BEGIN INFORMATION SUPPLIED

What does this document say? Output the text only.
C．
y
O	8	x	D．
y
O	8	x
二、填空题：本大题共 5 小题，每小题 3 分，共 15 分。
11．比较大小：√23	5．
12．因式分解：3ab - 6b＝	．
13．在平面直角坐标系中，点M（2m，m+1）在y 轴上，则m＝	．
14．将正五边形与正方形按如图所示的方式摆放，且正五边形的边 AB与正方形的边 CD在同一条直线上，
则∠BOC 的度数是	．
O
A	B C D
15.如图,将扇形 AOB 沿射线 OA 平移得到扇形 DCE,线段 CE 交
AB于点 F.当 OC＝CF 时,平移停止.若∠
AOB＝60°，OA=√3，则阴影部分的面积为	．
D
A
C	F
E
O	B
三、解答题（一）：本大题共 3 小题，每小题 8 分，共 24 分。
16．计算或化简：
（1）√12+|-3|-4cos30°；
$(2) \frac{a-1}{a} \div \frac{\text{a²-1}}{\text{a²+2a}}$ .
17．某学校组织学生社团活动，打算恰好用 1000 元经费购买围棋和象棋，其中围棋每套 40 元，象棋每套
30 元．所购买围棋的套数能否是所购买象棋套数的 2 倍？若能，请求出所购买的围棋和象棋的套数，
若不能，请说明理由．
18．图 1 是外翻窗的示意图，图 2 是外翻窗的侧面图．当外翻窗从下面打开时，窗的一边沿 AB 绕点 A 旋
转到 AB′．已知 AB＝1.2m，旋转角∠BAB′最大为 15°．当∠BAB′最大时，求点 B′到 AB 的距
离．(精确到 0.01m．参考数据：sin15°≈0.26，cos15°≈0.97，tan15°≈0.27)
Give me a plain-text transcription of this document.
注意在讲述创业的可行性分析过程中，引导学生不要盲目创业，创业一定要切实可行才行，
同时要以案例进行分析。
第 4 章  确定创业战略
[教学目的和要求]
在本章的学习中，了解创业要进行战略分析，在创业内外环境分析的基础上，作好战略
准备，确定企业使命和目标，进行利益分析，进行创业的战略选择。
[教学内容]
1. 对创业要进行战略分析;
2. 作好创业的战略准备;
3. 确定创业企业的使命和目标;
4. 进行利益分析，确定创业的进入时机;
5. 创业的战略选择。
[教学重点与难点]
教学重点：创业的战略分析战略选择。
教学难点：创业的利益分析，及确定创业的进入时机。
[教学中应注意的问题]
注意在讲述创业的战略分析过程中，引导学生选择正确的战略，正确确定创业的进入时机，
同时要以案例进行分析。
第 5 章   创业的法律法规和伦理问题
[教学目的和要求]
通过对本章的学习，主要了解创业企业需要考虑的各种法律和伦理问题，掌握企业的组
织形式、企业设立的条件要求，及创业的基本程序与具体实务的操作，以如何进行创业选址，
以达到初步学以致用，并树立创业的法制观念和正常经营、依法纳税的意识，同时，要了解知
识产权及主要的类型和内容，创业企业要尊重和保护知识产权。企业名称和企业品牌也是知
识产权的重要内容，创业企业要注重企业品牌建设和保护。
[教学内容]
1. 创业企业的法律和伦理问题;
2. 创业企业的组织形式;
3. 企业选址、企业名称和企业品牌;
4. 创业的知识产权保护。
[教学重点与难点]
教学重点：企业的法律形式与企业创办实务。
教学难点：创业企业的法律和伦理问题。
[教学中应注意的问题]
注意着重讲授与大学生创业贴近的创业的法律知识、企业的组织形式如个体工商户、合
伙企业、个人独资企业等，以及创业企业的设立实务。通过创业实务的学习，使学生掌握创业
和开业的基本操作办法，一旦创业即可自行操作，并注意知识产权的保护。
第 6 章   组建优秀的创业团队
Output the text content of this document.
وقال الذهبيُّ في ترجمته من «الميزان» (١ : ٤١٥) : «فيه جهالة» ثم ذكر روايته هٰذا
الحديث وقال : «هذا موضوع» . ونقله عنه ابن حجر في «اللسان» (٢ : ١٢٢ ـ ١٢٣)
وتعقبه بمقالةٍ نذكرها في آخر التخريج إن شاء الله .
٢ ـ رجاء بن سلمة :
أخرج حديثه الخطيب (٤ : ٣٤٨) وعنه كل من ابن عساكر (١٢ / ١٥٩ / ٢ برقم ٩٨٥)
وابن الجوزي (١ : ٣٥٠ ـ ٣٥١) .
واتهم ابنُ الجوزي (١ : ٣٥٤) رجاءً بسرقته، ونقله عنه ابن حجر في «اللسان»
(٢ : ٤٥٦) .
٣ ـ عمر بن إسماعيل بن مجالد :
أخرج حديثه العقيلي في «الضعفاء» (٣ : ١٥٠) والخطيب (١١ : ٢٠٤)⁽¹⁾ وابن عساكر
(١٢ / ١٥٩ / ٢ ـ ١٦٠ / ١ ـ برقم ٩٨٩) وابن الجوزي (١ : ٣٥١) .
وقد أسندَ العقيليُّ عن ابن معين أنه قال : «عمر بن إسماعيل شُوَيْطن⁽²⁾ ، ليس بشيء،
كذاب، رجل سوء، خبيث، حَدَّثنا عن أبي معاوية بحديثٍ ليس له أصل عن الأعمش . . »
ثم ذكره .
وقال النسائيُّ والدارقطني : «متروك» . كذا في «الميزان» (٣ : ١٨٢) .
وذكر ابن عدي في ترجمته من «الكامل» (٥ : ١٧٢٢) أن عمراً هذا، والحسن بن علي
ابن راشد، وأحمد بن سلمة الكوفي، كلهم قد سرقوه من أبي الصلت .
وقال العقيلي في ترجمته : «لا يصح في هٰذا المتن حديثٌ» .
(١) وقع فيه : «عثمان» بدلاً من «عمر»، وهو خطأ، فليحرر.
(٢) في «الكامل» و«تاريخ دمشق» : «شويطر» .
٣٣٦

END INFORMATION SUPPLIED

Exactly as written above, please repeat the entries.

THE ANSWER:
What does this document say? Output the text only.
C．
y
O	8	x	D．
y
O	8	x
二、填空题：本大题共 5 小题，每小题 3 分，共 15 分。
11．比较大小：√23	5．
12．因式分解：3ab - 6b＝	．
13．在平面直角坐标系中，点M（2m，m+1）在y 轴上，则m＝	．
14．将正五边形与正方形按如图所示的方式摆放，且正五边形的边 AB与正方形的边 CD在同一条直线上，
则∠BOC 的度数是	．
O
A	B C D
15.如图,将扇形 AOB 沿射线 OA 平移得到扇形 DCE,线段 CE 交
AB于点 F.当 OC＝CF 时,平移停止.若∠
AOB＝60°，OA=√3，则阴影部分的面积为	．
D
A
C	F
E
O	B
三、解答题（一）：本大题共 3 小题，每小题 8 分，共 24 分。
16．计算或化简：
（1）√12+|-3|-4cos30°；
$(2) \frac{a-1}{a} \div \frac{\text{a²-1}}{\text{a²+2a}}$ .
17．某学校组织学生社团活动，打算恰好用 1000 元经费购买围棋和象棋，其中围棋每套 40 元，象棋每套
30 元．所购买围棋的套数能否是所购买象棋套数的 2 倍？若能，请求出所购买的围棋和象棋的套数，
若不能，请说明理由．
18．图 1 是外翻窗的示意图，图 2 是外翻窗的侧面图．当外翻窗从下面打开时，窗的一边沿 AB 绕点 A 旋
转到 AB′．已知 AB＝1.2m，旋转角∠BAB′最大为 15°．当∠BAB′最大时，求点 B′到 AB 的距
离．(精确到 0.01m．参考数据：sin15°≈0.26，cos15°≈0.97，tan15°≈0.27)
Give me a plain-text transcription of this document.
注意在讲述创业的可行性分析过程中，引导学生不要盲目创业，创业一定要切实可行才行，
同时要以案例进行分析。
第 4 章  确定创业战略
[教学目的和要求]
在本章的学习中，了解创业要进行战略分析，在创业内外环境分析的基础上，作好战略
准备，确定企业使命和目标，进行利益分析，进行创业的战略选择。
[教学内容]
1. 对创业要进行战略分析;
2. 作好创业的战略准备;
3. 确定创业企业的使命和目标;
4. 进行利益分析，确定创业的进入时机;
5. 创业的战略选择。
[教学重点与难点]
教学重点：创业的战略分析战略选择。
教学难点：创业的利益分析，及确定创业的进入时机。
[教学中应注意的问题]
注意在讲述创业的战略分析过程中，引导学生选择正确的战略，正确确定创业的进入时机，
同时要以案例进行分析。
第 5 章   创业的法律法规和伦理问题
[教学目的和要求]
通过对本章的学习，主要了解创业企业需要考虑的各种法律和伦理问题，掌握企业的组
织形式、企业设立的条件要求，及创业的基本程序与具体实务的操作，以如何进行创业选址，
以达到初步学以致用，并树立创业的法制观念和正常经营、依法纳税的意识，同时，要了解知
识产权及主要的类型和内容，创业企业要尊重和保护知识产权。企业名称和企业品牌也是知
识产权的重要内容，创业企业要注重企业品牌建设和保护。
[教学内容]
1. 创业企业的法律和伦理问题;
2. 创业企业的组织形式;
3. 企业选址、企业名称和企业品牌;
4. 创业的知识产权保护。
[教学重点与难点]
教学重点：企业的法律形式与企业创办实务。
教学难点：创业企业的法律和伦理问题。
[教学中应注意的问题]
注意着重讲授与大学生创业贴近的创业的法律知识、企业的组织形式如个体工商户、合
伙企业、个人独资企业等，以及创业企业的设立实务。通过创业实务的学习，使学生掌握创业
和开业的基本操作办法，一旦创业即可自行操作，并注意知识产权的保护。
第 6 章   组建优秀的创业团队
Output the text content of this document.
وقال الذهبيُّ في ترجمته من «الميزان» (١ : ٤١٥) : «فيه جهالة» ثم ذكر روايته هٰذا
الحديث وقال : «هذا موضوع» . ونقله عنه ابن حجر في «اللسان» (٢ : ١٢٢ ـ ١٢٣)
وتعقبه بمقالةٍ نذكرها في آخر التخريج إن شاء الله .
٢ ـ رجاء بن سلمة :
أخرج حديثه الخطيب (٤ : ٣٤٨) وعنه كل من ابن عساكر (١٢ / ١٥٩ / ٢ برقم ٩٨٥)
وابن الجوزي (١ : ٣٥٠ ـ ٣٥١) .
واتهم ابنُ الجوزي (١ : ٣٥٤) رجاءً بسرقته، ونقله عنه ابن حجر في «اللسان»
(٢ : ٤٥٦) .
٣ ـ عمر بن إسماعيل بن مجالد :
أخرج حديثه العقيلي في «الضعفاء» (٣ : ١٥٠) والخطيب (١١ : ٢٠٤)⁽¹⁾ وابن عساكر
(١٢ / ١٥٩ / ٢ ـ ١٦٠ / ١ ـ برقم ٩٨٩) وابن الجوزي (١ : ٣٥١) .
وقد أسندَ العقيليُّ عن ابن معين أنه قال : «عمر بن إسماعيل شُوَيْطن⁽²⁾ ، ليس بشيء،
كذاب، رجل سوء، خبيث، حَدَّثنا عن أبي معاوية بحديثٍ ليس له أصل عن الأعمش . . »
ثم ذكره .
وقال النسائيُّ والدارقطني : «متروك» . كذا في «الميزان» (٣ : ١٨٢) .
وذكر ابن عدي في ترجمته من «الكامل» (٥ : ١٧٢٢) أن عمراً هذا، والحسن بن علي
ابن راشد، وأحمد بن سلمة الكوفي، كلهم قد سرقوه من أبي الصلت .
وقال العقيلي في ترجمته : «لا يصح في هٰذا المتن حديثٌ» .
(١) وقع فيه : «عثمان» بدلاً من «عمر»، وهو خطأ، فليحرر.
(٢) في «الكامل» و«تاريخ دمشق» : «شويطر» .
٣٣٦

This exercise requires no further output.